WHAT IS REQUIRED
Return the listing below in full, with every line exactly as it is.

[Figure content listings]

╭──

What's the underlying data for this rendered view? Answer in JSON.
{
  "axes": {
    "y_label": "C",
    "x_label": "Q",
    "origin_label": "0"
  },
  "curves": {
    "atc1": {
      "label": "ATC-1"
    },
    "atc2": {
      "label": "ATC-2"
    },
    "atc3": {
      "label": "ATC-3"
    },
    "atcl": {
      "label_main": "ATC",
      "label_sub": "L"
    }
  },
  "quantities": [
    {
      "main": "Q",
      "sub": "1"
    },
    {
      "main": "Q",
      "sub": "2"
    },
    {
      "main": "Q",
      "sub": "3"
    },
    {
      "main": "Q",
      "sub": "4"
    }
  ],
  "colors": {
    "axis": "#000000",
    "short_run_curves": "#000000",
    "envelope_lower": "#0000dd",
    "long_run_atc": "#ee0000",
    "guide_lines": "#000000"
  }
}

╰──

OUTPUT
What's the underlying data for this rendered view? Answer in JSON.
{
  "axes": {
    "y_label": "C",
    "x_label": "Q",
    "origin_label": "0"
  },
  "curves": {
    "atc1": {
      "label": "ATC-1"
    },
    "atc2": {
      "label": "ATC-2"
    },
    "atc3": {
      "label": "ATC-3"
    },
    "atcl": {
      "label_main": "ATC",
      "label_sub": "L"
    }
  },
  "quantities": [
    {
      "main": "Q",
      "sub": "1"
    },
    {
      "main": "Q",
      "sub": "2"
    },
    {
      "main": "Q",
      "sub": "3"
    },
    {
      "main": "Q",
      "sub": "4"
    }
  ],
  "colors": {
    "axis": "#000000",
    "short_run_curves": "#000000",
    "envelope_lower": "#0000dd",
    "long_run_atc": "#ee0000",
    "guide_lines": "#000000"
  }
}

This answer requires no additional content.